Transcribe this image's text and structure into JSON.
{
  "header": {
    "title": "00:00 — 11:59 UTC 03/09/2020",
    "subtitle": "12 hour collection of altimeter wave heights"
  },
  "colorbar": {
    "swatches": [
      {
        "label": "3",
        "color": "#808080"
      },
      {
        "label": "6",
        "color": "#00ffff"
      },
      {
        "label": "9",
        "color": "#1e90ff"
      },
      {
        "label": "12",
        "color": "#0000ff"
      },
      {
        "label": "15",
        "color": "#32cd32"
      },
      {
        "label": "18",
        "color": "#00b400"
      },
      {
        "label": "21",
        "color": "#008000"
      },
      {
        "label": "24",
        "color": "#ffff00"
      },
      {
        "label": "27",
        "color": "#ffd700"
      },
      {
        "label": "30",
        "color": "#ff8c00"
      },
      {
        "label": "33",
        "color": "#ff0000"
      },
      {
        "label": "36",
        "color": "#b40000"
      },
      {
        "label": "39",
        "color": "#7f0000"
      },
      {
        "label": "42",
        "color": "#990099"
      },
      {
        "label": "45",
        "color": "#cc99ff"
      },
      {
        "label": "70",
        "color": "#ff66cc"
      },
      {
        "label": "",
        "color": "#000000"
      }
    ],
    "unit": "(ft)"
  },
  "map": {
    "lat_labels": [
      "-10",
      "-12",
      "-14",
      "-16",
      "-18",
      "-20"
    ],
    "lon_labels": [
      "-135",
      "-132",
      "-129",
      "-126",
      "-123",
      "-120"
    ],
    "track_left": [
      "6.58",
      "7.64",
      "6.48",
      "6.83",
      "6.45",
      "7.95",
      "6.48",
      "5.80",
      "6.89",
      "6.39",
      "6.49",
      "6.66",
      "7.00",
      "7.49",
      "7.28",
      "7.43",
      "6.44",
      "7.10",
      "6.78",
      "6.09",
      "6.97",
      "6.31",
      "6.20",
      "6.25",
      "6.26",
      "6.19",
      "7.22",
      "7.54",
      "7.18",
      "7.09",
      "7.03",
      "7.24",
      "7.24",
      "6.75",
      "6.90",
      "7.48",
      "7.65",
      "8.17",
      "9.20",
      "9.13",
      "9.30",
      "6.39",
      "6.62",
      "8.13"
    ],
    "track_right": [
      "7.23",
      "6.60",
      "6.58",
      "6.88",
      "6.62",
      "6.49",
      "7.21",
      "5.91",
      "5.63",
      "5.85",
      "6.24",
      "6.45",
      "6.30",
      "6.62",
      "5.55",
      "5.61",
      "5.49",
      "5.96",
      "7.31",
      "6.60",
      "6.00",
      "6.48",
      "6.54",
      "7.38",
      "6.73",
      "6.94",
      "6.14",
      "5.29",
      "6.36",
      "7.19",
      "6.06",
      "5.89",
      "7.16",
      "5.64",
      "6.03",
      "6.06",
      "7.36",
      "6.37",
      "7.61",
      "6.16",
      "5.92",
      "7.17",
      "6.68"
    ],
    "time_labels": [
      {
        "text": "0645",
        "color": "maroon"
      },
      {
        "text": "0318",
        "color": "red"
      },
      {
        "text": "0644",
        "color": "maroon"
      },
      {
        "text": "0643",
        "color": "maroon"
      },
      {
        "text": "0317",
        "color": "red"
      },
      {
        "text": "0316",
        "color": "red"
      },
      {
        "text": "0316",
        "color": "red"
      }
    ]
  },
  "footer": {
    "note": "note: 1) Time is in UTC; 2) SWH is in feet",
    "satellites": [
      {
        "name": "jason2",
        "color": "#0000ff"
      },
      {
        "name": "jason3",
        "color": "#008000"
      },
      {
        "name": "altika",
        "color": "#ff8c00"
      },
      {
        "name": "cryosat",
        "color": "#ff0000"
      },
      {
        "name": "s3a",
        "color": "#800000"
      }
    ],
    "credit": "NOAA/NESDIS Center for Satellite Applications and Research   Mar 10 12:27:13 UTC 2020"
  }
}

◆ ◆ ◆

▶ Required task
Write every line of the material above again, exactly.

▶ Correct response
Transcribe this image's text and structure into JSON.
{
  "header": {
    "title": "00:00 — 11:59 UTC 03/09/2020",
    "subtitle": "12 hour collection of altimeter wave heights"
  },
  "colorbar": {
    "swatches": [
      {
        "label": "3",
        "color": "#808080"
      },
      {
        "label": "6",
        "color": "#00ffff"
      },
      {
        "label": "9",
        "color": "#1e90ff"
      },
      {
        "label": "12",
        "color": "#0000ff"
      },
      {
        "label": "15",
        "color": "#32cd32"
      },
      {
        "label": "18",
        "color": "#00b400"
      },
      {
        "label": "21",
        "color": "#008000"
      },
      {
        "label": "24",
        "color": "#ffff00"
      },
      {
        "label": "27",
        "color": "#ffd700"
      },
      {
        "label": "30",
        "color": "#ff8c00"
      },
      {
        "label": "33",
        "color": "#ff0000"
      },
      {
        "label": "36",
        "color": "#b40000"
      },
      {
        "label": "39",
        "color": "#7f0000"
      },
      {
        "label": "42",
        "color": "#990099"
      },
      {
        "label": "45",
        "color": "#cc99ff"
      },
      {
        "label": "70",
        "color": "#ff66cc"
      },
      {
        "label": "",
        "color": "#000000"
      }
    ],
    "unit": "(ft)"
  },
  "map": {
    "lat_labels": [
      "-10",
      "-12",
      "-14",
      "-16",
      "-18",
      "-20"
    ],
    "lon_labels": [
      "-135",
      "-132",
      "-129",
      "-126",
      "-123",
      "-120"
    ],
    "track_left": [
      "6.58",
      "7.64",
      "6.48",
      "6.83",
      "6.45",
      "7.95",
      "6.48",
      "5.80",
      "6.89",
      "6.39",
      "6.49",
      "6.66",
      "7.00",
      "7.49",
      "7.28",
      "7.43",
      "6.44",
      "7.10",
      "6.78",
      "6.09",
      "6.97",
      "6.31",
      "6.20",
      "6.25",
      "6.26",
      "6.19",
      "7.22",
      "7.54",
      "7.18",
      "7.09",
      "7.03",
      "7.24",
      "7.24",
      "6.75",
      "6.90",
      "7.48",
      "7.65",
      "8.17",
      "9.20",
      "9.13",
      "9.30",
      "6.39",
      "6.62",
      "8.13"
    ],
    "track_right": [
      "7.23",
      "6.60",
      "6.58",
      "6.88",
      "6.62",
      "6.49",
      "7.21",
      "5.91",
      "5.63",
      "5.85",
      "6.24",
      "6.45",
      "6.30",
      "6.62",
      "5.55",
      "5.61",
      "5.49",
      "5.96",
      "7.31",
      "6.60",
      "6.00",
      "6.48",
      "6.54",
      "7.38",
      "6.73",
      "6.94",
      "6.14",
      "5.29",
      "6.36",
      "7.19",
      "6.06",
      "5.89",
      "7.16",
      "5.64",
      "6.03",
      "6.06",
      "7.36",
      "6.37",
      "7.61",
      "6.16",
      "5.92",
      "7.17",
      "6.68"
    ],
    "time_labels": [
      {
        "text": "0645",
        "color": "maroon"
      },
      {
        "text": "0318",
        "color": "red"
      },
      {
        "text": "0644",
        "color": "maroon"
      },
      {
        "text": "0643",
        "color": "maroon"
      },
      {
        "text": "0317",
        "color": "red"
      },
      {
        "text": "0316",
        "color": "red"
      },
      {
        "text": "0316",
        "color": "red"
      }
    ]
  },
  "footer": {
    "note": "note: 1) Time is in UTC; 2) SWH is in feet",
    "satellites": [
      {
        "name": "jason2",
        "color": "#0000ff"
      },
      {
        "name": "jason3",
        "color": "#008000"
      },
      {
        "name": "altika",
        "color": "#ff8c00"
      },
      {
        "name": "cryosat",
        "color": "#ff0000"
      },
      {
        "name": "s3a",
        "color": "#800000"
      }
    ],
    "credit": "NOAA/NESDIS Center for Satellite Applications and Research   Mar 10 12:27:13 UTC 2020"
  }
}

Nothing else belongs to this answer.